> [WHAT YOU ARE ASKED TO DO]: Repeat the listing below line by line, exactly, leaving its pictures behind.

> [RECORDS SUPPLIED]:
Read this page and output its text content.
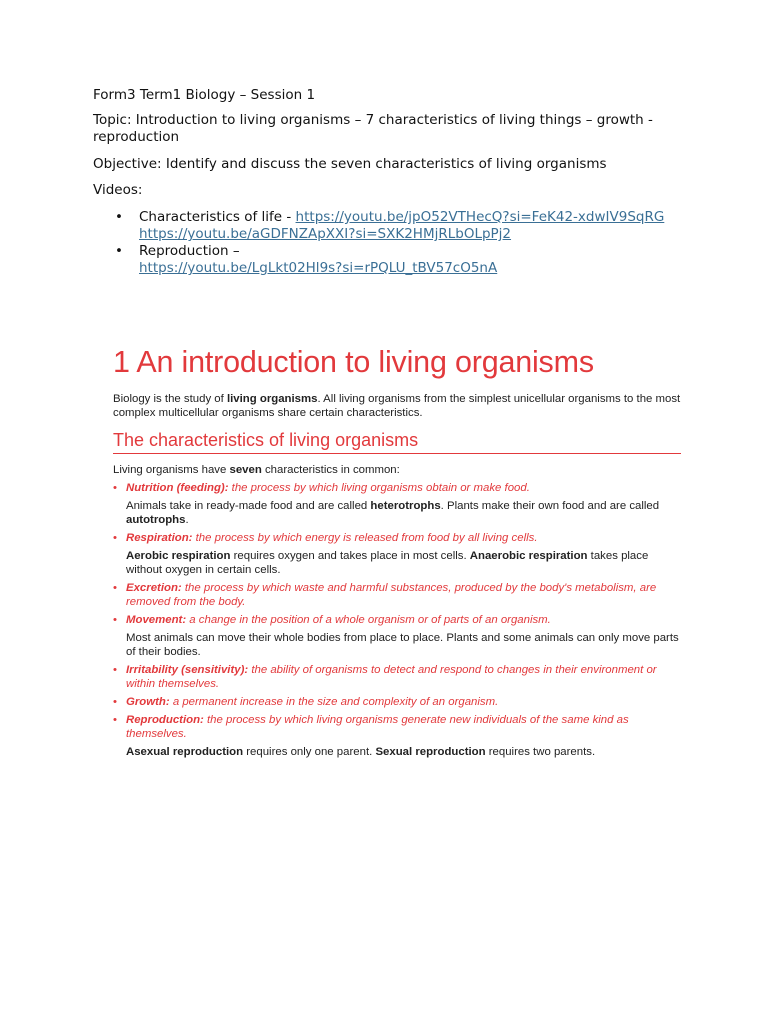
Form3 Term1 Biology – Session 1
Topic: Introduction to living organisms – 7 characteristics of living things – growth - reproduction
Objective: Identify and discuss the seven characteristics of living organisms
Videos:
• Characteristics of life - https://youtu.be/jpO52VTHecQ?si=FeK42-xdwIV9SqRG
https://youtu.be/aGDFNZApXXI?si=SXK2HMjRLbOLpPj2
• Reproduction –
https://youtu.be/LgLkt02Hl9s?si=rPQLU_tBV57cO5nA
1 An introduction to living organisms
Biology is the study of living organisms. All living organisms from the simplest unicellular organisms to the most complex multicellular organisms share certain characteristics.
The characteristics of living organisms
Living organisms have seven characteristics in common:
• Nutrition (feeding): the process by which living organisms obtain or make food.
Animals take in ready-made food and are called heterotrophs. Plants make their own food and are called autotrophs.
• Respiration: the process by which energy is released from food by all living cells.
Aerobic respiration requires oxygen and takes place in most cells. Anaerobic respiration takes place without oxygen in certain cells.
• Excretion: the process by which waste and harmful substances, produced by the body's metabolism, are removed from the body.
• Movement: a change in the position of a whole organism or of parts of an organism.
Most animals can move their whole bodies from place to place. Plants and some animals can only move parts of their bodies.
• Irritability (sensitivity): the ability of organisms to detect and respond to changes in their environment or within themselves.
• Growth: a permanent increase in the size and complexity of an organism.
• Reproduction: the process by which living organisms generate new individuals of the same kind as themselves.
Asexual reproduction requires only one parent. Sexual reproduction requires two parents.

> [PROBLEM SOLUTION]:
Read this page and output its text content.
Form3 Term1 Biology – Session 1
Topic: Introduction to living organisms – 7 characteristics of living things – growth - reproduction
Objective: Identify and discuss the seven characteristics of living organisms
Videos:
• Characteristics of life - https://youtu.be/jpO52VTHecQ?si=FeK42-xdwIV9SqRG
https://youtu.be/aGDFNZApXXI?si=SXK2HMjRLbOLpPj2
• Reproduction –
https://youtu.be/LgLkt02Hl9s?si=rPQLU_tBV57cO5nA
1 An introduction to living organisms
Biology is the study of living organisms. All living organisms from the simplest unicellular organisms to the most complex multicellular organisms share certain characteristics.
The characteristics of living organisms
Living organisms have seven characteristics in common:
• Nutrition (feeding): the process by which living organisms obtain or make food.
Animals take in ready-made food and are called heterotrophs. Plants make their own food and are called autotrophs.
• Respiration: the process by which energy is released from food by all living cells.
Aerobic respiration requires oxygen and takes place in most cells. Anaerobic respiration takes place without oxygen in certain cells.
• Excretion: the process by which waste and harmful substances, produced by the body's metabolism, are removed from the body.
• Movement: a change in the position of a whole organism or of parts of an organism.
Most animals can move their whole bodies from place to place. Plants and some animals can only move parts of their bodies.
• Irritability (sensitivity): the ability of organisms to detect and respond to changes in their environment or within themselves.
• Growth: a permanent increase in the size and complexity of an organism.
• Reproduction: the process by which living organisms generate new individuals of the same kind as themselves.
Asexual reproduction requires only one parent. Sexual reproduction requires two parents.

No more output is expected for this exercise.